## [Material supplied]
* * * * * * *
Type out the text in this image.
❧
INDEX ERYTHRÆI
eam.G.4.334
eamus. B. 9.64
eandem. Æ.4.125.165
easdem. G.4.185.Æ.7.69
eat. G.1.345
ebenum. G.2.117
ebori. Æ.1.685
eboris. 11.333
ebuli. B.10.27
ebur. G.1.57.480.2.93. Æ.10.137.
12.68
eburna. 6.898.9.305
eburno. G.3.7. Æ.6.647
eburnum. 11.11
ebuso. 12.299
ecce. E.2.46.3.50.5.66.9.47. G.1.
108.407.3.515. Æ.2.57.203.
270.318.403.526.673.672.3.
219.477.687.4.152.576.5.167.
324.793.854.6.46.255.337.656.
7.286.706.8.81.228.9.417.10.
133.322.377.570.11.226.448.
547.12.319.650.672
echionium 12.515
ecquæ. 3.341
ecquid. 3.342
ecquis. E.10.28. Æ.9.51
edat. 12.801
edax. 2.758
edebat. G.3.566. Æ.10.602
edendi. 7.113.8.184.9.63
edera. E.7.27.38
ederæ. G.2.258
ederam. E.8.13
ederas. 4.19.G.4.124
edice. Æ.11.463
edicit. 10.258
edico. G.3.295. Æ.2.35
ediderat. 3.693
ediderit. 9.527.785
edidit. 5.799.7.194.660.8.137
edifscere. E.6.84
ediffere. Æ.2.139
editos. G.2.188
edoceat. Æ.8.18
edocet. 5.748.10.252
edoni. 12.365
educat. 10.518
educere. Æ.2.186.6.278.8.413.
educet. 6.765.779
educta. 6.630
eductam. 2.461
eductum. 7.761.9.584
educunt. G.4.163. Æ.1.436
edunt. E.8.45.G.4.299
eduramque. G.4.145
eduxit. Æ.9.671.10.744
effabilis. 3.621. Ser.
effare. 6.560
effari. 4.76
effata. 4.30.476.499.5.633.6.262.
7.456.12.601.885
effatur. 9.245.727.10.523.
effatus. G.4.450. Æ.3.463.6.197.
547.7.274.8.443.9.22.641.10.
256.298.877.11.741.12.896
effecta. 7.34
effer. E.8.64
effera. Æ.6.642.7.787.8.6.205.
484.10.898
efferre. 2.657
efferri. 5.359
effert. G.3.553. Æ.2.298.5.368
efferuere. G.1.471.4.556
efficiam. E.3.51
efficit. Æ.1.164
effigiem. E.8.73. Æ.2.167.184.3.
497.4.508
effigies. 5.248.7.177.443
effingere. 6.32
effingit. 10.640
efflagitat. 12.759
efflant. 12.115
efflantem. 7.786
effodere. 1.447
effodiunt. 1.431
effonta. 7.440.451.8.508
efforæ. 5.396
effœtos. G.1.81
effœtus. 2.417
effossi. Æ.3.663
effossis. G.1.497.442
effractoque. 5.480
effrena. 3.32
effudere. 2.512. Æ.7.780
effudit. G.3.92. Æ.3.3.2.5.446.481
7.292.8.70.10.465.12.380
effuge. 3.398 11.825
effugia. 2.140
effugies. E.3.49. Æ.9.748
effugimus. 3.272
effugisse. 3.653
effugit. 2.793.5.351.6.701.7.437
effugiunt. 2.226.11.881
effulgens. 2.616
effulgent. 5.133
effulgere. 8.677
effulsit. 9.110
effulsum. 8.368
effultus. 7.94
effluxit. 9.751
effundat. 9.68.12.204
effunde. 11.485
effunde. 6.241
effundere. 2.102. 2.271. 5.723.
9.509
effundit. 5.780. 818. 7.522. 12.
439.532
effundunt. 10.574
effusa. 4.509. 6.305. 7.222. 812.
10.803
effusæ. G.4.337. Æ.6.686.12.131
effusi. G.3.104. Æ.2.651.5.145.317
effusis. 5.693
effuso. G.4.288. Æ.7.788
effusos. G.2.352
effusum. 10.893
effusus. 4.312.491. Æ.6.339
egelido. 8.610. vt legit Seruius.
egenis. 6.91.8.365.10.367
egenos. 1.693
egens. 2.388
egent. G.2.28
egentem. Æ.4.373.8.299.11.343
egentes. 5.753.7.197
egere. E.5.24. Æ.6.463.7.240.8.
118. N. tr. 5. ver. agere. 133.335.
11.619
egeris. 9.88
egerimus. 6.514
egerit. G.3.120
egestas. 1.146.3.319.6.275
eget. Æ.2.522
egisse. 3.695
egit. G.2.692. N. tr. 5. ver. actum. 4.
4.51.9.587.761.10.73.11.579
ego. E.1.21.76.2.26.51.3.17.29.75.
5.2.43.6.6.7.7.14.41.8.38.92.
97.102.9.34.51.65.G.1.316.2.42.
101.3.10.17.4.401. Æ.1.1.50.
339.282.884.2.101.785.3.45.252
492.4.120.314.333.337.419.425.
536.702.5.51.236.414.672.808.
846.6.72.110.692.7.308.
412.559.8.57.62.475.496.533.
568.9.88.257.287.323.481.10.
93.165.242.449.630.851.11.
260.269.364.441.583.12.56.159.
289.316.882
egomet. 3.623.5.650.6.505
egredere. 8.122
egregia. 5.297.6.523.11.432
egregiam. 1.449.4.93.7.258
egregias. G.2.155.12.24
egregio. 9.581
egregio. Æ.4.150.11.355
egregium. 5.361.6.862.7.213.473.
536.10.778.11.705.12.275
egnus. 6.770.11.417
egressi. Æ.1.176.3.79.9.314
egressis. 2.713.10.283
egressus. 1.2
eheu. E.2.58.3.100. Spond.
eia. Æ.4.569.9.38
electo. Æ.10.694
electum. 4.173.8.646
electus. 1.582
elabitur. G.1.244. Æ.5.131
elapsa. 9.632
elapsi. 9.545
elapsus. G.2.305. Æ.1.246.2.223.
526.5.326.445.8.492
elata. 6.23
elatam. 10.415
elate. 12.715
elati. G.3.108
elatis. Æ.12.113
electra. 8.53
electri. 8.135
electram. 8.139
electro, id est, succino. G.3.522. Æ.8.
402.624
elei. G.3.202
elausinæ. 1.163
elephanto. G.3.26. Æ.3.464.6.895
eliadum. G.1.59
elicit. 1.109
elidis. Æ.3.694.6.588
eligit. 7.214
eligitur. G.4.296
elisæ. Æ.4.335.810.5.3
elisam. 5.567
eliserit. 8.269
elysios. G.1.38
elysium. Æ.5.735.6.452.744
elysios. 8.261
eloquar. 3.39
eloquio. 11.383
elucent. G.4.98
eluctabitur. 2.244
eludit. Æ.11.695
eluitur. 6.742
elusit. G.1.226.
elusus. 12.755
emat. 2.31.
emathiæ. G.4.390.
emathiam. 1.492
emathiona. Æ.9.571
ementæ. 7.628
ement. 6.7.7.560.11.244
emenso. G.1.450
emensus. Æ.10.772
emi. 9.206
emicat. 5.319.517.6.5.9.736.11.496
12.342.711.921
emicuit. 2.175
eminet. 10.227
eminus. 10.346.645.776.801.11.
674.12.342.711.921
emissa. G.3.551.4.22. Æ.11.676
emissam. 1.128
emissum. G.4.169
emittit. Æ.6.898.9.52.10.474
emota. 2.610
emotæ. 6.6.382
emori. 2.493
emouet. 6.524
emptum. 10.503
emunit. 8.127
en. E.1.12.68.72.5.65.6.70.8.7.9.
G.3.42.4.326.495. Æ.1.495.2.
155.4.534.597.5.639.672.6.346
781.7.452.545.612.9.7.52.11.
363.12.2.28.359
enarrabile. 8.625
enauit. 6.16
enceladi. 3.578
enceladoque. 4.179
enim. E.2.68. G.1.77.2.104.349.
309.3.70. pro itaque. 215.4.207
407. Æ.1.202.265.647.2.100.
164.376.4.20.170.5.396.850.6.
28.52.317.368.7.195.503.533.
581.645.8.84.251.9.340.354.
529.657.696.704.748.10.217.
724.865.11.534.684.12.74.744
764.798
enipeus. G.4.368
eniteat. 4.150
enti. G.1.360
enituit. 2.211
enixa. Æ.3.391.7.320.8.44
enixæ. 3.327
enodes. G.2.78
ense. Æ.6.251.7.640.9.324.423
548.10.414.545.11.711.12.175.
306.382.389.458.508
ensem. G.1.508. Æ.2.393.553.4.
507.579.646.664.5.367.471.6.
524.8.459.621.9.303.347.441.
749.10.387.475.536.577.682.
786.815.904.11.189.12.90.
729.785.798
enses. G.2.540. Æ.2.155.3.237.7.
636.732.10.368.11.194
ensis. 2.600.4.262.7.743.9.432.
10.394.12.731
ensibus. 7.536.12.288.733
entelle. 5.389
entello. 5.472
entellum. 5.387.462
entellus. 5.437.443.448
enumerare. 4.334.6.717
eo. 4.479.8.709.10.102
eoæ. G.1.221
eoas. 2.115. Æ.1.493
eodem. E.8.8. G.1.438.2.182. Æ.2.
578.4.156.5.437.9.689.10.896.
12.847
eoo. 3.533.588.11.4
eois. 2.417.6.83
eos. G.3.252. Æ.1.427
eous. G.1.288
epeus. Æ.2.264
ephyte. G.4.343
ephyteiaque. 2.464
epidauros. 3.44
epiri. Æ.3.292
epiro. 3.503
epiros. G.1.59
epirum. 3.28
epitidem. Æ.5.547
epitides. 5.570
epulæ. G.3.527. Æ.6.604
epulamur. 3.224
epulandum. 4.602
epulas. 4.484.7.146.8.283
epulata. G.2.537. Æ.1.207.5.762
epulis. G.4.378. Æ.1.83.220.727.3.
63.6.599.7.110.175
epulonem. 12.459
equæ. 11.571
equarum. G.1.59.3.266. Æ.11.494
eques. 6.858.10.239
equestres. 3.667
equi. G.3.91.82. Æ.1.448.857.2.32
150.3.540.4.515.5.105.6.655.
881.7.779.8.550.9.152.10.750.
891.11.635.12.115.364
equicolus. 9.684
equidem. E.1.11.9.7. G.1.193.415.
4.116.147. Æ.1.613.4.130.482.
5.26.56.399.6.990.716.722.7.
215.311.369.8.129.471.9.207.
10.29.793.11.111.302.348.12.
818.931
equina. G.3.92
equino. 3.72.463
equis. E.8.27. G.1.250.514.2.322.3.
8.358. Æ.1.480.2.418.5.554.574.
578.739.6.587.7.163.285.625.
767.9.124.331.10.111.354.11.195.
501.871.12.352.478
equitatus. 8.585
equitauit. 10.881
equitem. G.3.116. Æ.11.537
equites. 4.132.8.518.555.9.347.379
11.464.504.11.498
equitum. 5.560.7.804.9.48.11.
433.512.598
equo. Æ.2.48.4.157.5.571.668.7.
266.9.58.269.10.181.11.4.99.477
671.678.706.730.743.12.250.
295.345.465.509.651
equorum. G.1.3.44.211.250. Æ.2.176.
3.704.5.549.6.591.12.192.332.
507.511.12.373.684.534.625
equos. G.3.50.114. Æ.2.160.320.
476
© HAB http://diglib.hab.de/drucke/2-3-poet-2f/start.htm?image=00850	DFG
* * * * * * *
## [Prompt]
From the listing above, copy every line that holds the string "image".

## [Reply]
Type out the text in this image.
© HAB http://diglib.hab.de/drucke/2-3-poet-2f/start.htm?image=00850	DFG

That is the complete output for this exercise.